**Your objective:**
Where a line in the listing below contains the word "verified", copy that line.

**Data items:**
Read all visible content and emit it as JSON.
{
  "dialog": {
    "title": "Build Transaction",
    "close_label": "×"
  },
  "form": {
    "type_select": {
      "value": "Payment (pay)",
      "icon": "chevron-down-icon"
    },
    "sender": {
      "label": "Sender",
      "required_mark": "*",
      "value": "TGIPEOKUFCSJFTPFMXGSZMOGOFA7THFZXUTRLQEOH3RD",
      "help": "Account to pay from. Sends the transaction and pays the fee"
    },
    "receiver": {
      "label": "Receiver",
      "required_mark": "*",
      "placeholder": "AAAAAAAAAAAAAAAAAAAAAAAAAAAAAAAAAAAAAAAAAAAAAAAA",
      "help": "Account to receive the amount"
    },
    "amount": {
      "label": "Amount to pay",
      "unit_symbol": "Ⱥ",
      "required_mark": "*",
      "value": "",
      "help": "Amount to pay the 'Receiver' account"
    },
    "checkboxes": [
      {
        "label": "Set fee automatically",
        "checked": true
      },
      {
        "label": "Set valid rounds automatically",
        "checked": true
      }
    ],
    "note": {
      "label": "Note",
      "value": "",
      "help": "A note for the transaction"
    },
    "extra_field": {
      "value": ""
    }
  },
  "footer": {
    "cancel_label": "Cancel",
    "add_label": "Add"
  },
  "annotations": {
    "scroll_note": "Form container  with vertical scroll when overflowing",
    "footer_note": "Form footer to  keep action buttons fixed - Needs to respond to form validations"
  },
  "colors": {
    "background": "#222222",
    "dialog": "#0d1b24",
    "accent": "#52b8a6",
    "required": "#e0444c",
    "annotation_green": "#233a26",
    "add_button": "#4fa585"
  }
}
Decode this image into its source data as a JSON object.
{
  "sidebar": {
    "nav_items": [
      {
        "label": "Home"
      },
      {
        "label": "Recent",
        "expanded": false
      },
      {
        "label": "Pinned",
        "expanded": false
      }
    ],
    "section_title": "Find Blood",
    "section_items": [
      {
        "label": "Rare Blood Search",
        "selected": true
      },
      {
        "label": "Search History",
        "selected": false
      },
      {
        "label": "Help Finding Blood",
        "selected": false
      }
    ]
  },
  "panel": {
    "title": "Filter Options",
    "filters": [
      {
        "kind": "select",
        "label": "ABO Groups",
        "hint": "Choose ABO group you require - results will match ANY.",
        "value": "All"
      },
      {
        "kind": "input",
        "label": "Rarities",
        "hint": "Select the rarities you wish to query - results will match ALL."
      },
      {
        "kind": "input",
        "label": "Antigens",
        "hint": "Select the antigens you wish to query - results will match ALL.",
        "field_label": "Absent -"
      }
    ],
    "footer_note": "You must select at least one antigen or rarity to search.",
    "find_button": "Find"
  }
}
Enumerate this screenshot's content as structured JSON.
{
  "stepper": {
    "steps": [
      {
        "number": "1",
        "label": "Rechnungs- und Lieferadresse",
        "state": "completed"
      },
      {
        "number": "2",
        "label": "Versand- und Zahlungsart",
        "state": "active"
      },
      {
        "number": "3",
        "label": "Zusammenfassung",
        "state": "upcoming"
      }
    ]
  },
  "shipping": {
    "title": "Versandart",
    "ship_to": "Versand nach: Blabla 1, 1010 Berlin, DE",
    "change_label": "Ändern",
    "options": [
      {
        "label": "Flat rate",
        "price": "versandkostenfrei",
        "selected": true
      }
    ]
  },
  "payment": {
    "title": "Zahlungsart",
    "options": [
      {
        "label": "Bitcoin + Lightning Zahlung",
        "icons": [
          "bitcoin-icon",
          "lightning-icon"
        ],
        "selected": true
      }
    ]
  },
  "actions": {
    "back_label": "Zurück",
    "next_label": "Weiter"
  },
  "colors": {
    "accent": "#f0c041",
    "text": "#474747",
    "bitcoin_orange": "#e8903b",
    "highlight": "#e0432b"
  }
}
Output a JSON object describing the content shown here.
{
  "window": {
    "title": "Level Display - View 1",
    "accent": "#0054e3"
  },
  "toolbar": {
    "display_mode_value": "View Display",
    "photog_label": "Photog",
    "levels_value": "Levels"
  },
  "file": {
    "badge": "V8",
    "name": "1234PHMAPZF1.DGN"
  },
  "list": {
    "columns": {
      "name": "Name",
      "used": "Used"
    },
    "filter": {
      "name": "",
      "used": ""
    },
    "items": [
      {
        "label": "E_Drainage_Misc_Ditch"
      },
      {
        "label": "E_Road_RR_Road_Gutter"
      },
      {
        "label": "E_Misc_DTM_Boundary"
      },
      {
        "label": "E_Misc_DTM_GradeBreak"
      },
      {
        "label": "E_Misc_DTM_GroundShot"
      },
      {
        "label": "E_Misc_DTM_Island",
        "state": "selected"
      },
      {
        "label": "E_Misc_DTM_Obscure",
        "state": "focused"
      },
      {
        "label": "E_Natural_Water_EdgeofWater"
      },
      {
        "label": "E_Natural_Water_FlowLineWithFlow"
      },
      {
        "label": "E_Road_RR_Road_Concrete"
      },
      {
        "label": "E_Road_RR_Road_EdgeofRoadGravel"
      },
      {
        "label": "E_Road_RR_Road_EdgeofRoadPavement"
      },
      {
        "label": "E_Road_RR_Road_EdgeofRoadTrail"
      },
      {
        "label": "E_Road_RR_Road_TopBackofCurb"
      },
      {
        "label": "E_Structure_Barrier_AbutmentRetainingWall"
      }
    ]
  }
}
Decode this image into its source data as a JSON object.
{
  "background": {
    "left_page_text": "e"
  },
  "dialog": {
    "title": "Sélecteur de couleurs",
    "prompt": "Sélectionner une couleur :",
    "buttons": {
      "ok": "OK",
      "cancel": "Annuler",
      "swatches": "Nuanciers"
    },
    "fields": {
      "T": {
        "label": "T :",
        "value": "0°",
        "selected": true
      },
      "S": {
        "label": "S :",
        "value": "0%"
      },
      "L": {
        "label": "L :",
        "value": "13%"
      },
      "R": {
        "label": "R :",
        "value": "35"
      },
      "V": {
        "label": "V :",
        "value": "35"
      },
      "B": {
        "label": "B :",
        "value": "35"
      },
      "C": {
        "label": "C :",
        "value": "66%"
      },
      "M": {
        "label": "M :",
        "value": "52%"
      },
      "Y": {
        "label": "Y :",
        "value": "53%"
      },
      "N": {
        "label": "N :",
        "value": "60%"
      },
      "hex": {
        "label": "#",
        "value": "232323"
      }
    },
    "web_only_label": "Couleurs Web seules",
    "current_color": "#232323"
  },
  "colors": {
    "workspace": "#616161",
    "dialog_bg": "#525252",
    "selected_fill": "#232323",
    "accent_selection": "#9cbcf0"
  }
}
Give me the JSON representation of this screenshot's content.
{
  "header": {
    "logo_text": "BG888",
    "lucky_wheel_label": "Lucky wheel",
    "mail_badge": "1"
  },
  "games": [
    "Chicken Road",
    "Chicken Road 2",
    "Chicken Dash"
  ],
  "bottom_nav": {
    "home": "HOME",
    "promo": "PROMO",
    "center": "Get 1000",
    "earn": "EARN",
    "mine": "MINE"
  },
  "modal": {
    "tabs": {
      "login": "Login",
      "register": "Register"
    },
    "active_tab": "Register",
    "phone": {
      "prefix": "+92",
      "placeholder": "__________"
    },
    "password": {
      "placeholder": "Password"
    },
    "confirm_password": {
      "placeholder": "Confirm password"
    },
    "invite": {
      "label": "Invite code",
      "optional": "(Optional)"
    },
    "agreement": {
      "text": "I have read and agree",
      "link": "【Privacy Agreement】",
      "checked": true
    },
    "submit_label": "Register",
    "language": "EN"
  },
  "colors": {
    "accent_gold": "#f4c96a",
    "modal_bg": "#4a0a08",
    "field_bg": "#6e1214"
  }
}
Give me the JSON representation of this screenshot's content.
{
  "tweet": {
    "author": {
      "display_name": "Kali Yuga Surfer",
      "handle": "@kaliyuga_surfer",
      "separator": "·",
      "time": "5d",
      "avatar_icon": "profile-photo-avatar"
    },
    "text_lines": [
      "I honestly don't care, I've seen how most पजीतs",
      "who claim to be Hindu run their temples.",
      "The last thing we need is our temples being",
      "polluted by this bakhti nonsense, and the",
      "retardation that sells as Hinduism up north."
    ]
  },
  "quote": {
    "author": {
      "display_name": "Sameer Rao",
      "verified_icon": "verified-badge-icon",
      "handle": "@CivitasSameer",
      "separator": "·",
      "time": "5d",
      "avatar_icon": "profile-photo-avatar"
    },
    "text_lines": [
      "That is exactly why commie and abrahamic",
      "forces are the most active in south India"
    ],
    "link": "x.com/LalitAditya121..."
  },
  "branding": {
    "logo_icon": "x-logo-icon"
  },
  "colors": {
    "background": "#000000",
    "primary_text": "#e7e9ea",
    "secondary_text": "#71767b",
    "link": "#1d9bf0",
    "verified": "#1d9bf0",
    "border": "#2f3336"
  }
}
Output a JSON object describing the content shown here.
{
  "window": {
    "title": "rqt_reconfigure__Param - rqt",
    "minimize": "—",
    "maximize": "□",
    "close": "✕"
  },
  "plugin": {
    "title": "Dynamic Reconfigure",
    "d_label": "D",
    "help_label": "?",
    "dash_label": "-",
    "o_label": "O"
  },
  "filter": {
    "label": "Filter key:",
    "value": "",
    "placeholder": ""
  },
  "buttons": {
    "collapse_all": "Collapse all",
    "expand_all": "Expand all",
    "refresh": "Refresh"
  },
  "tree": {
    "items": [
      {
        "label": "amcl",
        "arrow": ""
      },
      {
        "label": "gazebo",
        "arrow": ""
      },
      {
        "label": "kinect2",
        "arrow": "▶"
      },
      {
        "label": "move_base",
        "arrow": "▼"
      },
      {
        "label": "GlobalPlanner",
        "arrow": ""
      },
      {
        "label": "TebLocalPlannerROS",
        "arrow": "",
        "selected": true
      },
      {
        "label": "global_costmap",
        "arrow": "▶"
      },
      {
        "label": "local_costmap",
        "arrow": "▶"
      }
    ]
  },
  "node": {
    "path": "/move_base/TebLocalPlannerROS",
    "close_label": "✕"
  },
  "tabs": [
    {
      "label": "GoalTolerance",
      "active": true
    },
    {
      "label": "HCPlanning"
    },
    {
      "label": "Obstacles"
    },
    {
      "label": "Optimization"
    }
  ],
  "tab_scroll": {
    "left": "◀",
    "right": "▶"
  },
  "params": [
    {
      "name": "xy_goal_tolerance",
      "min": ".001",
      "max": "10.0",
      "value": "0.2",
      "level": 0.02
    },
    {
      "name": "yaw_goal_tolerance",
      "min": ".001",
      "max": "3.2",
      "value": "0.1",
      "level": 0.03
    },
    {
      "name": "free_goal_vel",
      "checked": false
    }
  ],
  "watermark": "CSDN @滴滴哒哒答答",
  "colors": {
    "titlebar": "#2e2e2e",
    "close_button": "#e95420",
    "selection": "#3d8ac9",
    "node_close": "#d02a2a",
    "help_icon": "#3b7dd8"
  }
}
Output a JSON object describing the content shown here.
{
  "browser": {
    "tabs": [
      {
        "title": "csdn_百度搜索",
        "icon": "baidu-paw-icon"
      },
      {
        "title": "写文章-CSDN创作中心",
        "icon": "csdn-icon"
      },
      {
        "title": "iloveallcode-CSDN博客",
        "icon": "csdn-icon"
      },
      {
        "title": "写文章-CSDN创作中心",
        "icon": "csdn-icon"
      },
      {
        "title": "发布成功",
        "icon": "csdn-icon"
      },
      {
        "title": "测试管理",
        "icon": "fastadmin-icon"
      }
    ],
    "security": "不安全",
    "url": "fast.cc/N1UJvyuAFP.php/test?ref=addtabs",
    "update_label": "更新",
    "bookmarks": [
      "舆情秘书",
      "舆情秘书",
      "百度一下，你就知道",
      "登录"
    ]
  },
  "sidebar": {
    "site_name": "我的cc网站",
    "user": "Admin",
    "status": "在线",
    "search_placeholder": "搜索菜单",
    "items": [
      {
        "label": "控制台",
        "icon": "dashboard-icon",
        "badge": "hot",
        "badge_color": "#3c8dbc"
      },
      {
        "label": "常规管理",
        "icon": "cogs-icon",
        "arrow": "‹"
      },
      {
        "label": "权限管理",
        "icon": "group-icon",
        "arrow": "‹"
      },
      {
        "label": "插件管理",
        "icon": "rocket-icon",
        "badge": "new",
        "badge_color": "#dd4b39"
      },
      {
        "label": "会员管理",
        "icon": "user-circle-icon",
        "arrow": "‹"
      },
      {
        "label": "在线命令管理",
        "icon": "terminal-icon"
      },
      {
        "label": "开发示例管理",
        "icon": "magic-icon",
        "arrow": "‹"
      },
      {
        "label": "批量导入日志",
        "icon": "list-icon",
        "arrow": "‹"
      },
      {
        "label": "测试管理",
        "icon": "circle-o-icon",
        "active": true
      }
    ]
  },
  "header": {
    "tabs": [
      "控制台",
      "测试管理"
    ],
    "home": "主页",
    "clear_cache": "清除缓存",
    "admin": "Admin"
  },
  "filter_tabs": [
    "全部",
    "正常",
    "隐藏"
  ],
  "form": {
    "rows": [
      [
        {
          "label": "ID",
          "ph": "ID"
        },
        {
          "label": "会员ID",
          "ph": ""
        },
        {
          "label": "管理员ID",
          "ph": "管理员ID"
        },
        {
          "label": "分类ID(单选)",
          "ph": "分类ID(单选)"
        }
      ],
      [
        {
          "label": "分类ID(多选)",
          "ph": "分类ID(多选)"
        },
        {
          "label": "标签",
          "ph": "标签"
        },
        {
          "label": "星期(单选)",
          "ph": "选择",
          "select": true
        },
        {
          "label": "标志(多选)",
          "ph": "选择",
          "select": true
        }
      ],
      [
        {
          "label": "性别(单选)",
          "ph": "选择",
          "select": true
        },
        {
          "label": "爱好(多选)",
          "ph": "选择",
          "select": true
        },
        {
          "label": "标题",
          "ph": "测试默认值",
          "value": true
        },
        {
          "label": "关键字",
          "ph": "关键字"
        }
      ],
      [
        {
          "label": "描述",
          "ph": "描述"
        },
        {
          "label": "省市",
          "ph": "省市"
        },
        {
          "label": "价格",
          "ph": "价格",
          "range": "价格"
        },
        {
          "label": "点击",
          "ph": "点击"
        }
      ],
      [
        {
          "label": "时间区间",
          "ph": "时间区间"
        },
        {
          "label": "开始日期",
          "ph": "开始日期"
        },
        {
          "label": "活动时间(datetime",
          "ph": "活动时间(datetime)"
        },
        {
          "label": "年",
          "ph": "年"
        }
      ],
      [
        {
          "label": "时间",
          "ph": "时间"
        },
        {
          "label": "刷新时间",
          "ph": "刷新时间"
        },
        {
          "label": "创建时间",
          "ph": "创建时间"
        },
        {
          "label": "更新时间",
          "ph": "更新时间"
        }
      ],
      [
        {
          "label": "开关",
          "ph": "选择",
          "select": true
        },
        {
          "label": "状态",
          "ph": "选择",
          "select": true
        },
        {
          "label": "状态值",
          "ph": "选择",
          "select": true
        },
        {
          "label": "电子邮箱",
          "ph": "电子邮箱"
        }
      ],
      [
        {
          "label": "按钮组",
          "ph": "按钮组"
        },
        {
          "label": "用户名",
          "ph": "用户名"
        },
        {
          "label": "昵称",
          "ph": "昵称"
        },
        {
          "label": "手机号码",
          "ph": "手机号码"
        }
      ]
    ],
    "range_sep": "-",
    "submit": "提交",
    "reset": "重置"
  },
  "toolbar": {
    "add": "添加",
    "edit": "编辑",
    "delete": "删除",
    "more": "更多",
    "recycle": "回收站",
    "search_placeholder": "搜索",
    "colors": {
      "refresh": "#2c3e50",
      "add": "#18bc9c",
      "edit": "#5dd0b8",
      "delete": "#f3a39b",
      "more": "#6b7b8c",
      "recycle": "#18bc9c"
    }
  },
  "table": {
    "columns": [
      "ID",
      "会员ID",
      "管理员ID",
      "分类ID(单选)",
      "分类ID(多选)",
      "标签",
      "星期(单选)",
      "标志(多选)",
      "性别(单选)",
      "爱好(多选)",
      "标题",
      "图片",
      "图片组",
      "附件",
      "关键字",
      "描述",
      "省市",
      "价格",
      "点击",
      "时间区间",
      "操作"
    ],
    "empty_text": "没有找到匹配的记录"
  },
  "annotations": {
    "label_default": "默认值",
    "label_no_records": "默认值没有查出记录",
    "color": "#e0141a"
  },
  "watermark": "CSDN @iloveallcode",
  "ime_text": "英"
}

**Answer below:**
      "verified_icon": "verified-badge-icon",
    "verified": "#1d9bf0",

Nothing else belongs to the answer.